Exercise objective: Copy out the lines that include the word "harus".
============
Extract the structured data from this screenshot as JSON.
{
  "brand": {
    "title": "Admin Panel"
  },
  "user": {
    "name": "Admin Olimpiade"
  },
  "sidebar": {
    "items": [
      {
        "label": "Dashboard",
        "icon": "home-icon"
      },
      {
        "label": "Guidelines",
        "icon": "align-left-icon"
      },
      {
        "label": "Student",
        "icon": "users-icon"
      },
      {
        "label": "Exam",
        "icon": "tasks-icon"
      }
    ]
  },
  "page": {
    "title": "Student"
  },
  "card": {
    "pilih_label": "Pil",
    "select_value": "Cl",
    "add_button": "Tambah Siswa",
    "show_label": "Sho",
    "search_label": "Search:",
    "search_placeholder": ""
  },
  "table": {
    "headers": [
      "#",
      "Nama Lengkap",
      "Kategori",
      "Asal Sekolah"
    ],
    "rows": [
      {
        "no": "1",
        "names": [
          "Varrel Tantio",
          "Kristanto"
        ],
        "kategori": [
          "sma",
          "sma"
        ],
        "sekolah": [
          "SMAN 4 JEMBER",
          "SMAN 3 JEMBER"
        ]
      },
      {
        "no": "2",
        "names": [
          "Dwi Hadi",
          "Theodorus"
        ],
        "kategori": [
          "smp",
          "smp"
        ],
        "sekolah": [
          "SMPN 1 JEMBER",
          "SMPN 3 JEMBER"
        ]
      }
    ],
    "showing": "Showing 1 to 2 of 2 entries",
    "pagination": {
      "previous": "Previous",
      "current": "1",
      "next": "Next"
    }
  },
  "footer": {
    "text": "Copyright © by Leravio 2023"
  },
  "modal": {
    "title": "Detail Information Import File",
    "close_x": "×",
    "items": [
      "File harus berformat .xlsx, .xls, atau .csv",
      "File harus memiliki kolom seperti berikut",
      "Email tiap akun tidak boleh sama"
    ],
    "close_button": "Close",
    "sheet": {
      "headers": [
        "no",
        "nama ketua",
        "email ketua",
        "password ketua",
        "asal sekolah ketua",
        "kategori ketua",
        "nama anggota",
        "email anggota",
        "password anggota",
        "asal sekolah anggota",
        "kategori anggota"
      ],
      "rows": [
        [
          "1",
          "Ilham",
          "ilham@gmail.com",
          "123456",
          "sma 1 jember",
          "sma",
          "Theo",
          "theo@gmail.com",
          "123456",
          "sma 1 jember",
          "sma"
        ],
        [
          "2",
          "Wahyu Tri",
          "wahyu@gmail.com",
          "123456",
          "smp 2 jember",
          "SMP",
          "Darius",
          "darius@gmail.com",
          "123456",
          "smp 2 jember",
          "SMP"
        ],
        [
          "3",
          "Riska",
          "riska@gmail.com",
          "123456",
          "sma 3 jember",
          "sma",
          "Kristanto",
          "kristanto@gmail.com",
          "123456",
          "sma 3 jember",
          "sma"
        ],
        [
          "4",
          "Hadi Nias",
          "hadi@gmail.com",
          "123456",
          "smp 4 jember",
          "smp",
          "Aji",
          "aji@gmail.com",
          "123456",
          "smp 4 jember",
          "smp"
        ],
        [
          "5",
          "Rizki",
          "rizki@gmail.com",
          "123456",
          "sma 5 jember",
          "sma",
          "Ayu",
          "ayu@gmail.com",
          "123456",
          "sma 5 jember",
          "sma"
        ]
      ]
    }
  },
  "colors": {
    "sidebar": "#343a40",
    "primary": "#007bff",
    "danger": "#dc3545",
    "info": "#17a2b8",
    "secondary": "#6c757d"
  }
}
============
Exercise solution:
      "File harus berformat .xlsx, .xls, atau .csv",
      "File harus memiliki kolom seperti berikut",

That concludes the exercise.